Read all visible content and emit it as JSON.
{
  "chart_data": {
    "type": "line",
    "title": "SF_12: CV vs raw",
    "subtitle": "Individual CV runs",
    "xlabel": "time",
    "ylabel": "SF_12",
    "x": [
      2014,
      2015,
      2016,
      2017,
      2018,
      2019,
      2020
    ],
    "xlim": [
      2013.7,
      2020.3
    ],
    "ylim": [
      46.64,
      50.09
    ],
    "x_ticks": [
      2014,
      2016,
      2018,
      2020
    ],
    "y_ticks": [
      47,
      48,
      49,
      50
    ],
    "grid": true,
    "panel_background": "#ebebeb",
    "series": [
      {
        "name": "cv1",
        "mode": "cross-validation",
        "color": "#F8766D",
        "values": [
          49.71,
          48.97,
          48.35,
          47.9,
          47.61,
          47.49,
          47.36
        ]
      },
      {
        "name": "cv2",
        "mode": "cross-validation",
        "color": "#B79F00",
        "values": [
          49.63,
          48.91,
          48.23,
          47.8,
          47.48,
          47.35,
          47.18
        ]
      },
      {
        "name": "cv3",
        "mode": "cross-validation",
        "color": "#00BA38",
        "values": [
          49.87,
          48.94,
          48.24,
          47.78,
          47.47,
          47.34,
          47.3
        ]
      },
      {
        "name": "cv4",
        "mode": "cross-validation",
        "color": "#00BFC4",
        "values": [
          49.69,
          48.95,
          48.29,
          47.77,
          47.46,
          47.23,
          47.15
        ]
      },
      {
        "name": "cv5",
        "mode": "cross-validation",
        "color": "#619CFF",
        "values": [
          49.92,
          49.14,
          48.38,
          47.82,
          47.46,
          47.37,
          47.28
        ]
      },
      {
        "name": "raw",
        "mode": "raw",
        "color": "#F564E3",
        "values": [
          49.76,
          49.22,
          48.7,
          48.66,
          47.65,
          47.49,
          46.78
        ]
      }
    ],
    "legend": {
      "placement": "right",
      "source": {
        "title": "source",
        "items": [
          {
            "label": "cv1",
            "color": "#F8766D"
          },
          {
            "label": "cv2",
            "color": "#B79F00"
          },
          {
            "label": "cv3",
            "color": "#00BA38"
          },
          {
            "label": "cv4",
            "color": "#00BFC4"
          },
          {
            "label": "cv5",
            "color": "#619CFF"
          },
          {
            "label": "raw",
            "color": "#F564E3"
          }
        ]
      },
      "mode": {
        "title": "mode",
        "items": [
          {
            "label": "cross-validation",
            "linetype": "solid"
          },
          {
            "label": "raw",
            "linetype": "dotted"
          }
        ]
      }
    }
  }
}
* * *
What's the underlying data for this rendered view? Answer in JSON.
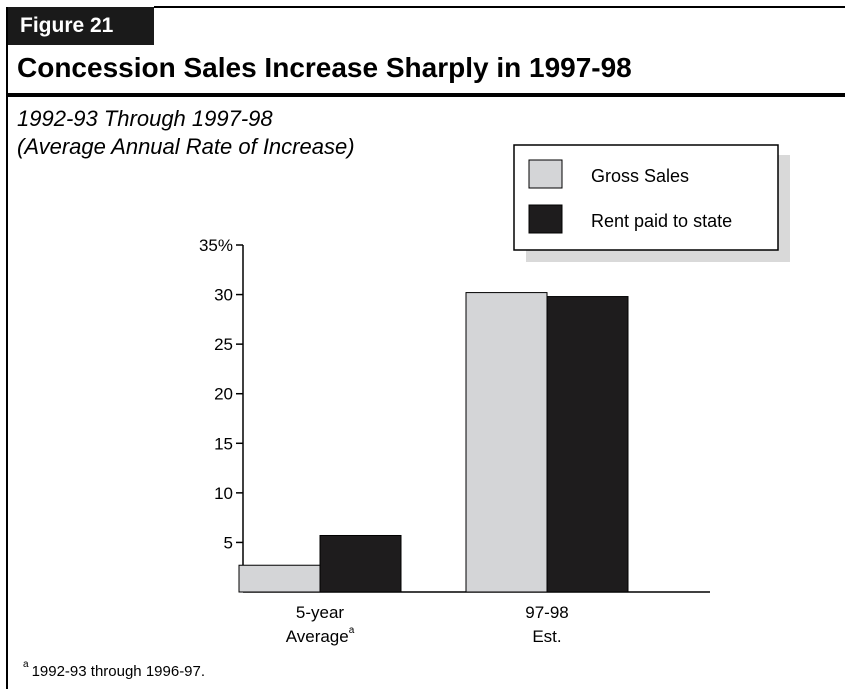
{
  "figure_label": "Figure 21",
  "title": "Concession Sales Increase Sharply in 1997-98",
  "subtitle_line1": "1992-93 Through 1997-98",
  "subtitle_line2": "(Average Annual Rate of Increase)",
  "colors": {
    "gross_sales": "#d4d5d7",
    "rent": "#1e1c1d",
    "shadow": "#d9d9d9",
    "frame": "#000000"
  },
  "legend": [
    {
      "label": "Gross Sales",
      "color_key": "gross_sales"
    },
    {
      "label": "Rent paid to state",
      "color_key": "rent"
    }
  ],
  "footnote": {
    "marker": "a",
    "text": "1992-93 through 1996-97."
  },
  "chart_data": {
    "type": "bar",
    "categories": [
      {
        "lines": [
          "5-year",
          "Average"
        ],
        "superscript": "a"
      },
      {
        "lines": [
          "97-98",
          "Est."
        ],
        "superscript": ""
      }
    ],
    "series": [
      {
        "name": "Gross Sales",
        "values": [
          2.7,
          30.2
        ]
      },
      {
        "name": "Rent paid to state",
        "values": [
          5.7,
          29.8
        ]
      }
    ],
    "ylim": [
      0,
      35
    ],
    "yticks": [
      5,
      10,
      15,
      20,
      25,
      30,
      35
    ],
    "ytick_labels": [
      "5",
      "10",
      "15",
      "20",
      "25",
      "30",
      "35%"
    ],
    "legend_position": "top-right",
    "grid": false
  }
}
==
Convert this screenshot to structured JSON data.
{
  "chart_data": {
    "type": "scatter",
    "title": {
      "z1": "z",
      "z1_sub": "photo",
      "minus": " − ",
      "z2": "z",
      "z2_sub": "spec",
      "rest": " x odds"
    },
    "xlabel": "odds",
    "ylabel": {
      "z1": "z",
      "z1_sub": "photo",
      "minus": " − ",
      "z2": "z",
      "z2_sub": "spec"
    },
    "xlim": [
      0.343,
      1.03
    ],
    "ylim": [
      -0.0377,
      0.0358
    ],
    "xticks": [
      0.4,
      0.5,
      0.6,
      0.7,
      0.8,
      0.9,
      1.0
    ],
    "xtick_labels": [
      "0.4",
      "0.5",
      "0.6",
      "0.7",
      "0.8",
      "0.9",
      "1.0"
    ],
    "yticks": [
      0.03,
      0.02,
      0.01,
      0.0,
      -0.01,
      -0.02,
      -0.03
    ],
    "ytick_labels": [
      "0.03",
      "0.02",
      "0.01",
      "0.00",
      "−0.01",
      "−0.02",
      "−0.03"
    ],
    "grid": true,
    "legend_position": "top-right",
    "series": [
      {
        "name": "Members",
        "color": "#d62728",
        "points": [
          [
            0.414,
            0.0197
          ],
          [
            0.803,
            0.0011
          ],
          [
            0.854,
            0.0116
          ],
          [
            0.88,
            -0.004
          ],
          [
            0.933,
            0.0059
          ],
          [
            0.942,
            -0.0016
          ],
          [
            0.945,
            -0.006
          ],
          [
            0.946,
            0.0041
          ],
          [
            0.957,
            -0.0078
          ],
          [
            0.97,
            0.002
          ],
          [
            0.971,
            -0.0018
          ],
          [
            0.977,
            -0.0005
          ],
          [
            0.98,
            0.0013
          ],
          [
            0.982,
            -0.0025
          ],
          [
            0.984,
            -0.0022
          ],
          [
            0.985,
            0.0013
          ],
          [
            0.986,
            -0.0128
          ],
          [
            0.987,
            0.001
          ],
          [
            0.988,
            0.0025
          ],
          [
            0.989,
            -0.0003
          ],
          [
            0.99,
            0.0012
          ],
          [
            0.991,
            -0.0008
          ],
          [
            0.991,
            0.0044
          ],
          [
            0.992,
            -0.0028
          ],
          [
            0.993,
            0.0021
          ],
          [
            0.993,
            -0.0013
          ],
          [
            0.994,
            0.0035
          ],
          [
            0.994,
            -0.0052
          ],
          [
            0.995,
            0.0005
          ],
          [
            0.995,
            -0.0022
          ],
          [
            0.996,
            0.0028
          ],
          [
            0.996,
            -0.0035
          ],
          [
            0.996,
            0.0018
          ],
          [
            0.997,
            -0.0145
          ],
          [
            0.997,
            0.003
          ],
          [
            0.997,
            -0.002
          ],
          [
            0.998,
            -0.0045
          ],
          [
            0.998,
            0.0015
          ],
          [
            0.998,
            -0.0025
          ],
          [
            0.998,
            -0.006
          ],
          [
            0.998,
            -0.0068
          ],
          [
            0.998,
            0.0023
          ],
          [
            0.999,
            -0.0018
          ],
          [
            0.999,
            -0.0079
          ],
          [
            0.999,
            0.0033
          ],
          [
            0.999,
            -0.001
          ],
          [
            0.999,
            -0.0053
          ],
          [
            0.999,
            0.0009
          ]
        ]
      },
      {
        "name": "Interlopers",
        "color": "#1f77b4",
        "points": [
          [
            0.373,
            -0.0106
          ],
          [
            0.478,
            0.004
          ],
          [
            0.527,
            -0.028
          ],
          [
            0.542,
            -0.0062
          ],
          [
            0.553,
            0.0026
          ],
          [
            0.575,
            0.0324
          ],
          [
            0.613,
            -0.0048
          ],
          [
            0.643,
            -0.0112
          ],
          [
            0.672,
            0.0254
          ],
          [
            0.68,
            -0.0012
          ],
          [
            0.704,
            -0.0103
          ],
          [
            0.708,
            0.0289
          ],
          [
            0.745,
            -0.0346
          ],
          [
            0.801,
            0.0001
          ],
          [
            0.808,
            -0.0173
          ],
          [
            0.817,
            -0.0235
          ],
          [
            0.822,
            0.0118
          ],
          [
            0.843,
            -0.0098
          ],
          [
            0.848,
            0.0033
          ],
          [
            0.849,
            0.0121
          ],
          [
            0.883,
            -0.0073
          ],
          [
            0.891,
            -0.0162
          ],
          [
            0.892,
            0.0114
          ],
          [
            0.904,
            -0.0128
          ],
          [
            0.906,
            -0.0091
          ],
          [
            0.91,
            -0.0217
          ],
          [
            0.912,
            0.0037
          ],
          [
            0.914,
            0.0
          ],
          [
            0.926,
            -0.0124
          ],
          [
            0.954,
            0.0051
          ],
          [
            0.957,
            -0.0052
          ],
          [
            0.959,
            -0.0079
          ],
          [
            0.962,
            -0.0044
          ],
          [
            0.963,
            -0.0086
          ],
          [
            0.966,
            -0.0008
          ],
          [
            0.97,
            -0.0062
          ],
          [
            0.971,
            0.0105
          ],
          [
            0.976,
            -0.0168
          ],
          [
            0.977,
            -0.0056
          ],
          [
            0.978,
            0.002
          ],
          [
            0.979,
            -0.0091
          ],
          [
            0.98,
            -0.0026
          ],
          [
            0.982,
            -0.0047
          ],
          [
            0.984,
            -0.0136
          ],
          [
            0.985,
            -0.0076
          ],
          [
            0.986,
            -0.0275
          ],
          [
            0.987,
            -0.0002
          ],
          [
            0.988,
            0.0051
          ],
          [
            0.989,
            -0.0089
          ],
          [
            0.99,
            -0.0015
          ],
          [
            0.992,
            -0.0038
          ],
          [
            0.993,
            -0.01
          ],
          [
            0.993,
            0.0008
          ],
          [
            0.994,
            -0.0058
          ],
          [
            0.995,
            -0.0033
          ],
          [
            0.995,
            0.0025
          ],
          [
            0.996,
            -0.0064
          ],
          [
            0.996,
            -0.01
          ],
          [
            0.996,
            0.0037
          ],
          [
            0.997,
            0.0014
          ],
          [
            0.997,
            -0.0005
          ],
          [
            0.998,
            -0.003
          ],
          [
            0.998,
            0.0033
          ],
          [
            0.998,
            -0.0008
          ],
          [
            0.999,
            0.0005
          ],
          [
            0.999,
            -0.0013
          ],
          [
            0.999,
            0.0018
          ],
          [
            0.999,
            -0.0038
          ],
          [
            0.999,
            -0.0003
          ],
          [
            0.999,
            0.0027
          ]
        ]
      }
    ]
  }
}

__Goal of the exercise__
Take each line of the material that contains the word "name" and list it.

__Answer below__
        "name": "cv1",
        "name": "cv2",
        "name": "cv3",
        "name": "cv4",
        "name": "cv5",
        "name": "raw",
        "name": "Gross Sales",
        "name": "Rent paid to state",
        "name": "Members",
        "name": "Interlopers",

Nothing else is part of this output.